■ WHAT YOU ARE ASKED TO DO
A word-for-word transcript of every entry is required.

■ DATASET EXCERPTS

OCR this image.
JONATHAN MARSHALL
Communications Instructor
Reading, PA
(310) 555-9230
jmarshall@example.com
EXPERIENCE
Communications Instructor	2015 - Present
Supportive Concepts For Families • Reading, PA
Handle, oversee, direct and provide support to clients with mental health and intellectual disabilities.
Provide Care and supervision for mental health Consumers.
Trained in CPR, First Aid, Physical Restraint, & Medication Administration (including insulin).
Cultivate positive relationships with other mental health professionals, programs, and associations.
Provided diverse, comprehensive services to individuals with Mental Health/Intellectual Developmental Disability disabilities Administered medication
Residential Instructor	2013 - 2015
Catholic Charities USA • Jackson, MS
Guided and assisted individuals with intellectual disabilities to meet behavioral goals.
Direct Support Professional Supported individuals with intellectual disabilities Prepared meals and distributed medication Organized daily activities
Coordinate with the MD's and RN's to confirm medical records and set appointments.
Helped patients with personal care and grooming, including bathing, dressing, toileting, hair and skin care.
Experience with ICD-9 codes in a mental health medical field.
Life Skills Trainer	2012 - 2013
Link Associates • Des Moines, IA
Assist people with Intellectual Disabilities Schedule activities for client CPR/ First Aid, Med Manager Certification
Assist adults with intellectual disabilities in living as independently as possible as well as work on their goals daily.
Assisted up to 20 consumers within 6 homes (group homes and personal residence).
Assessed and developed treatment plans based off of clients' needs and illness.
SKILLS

■ OUTPUT OF THE TASK
OCR this image.
JONATHAN MARSHALL
Communications Instructor
Reading, PA
(310) 555-9230
jmarshall@example.com
EXPERIENCE
Communications Instructor	2015 - Present
Supportive Concepts For Families • Reading, PA
Handle, oversee, direct and provide support to clients with mental health and intellectual disabilities.
Provide Care and supervision for mental health Consumers.
Trained in CPR, First Aid, Physical Restraint, & Medication Administration (including insulin).
Cultivate positive relationships with other mental health professionals, programs, and associations.
Provided diverse, comprehensive services to individuals with Mental Health/Intellectual Developmental Disability disabilities Administered medication
Residential Instructor	2013 - 2015
Catholic Charities USA • Jackson, MS
Guided and assisted individuals with intellectual disabilities to meet behavioral goals.
Direct Support Professional Supported individuals with intellectual disabilities Prepared meals and distributed medication Organized daily activities
Coordinate with the MD's and RN's to confirm medical records and set appointments.
Helped patients with personal care and grooming, including bathing, dressing, toileting, hair and skin care.
Experience with ICD-9 codes in a mental health medical field.
Life Skills Trainer	2012 - 2013
Link Associates • Des Moines, IA
Assist people with Intellectual Disabilities Schedule activities for client CPR/ First Aid, Med Manager Certification
Assist adults with intellectual disabilities in living as independently as possible as well as work on their goals daily.
Assisted up to 20 consumers within 6 homes (group homes and personal residence).
Assessed and developed treatment plans based off of clients' needs and illness.
SKILLS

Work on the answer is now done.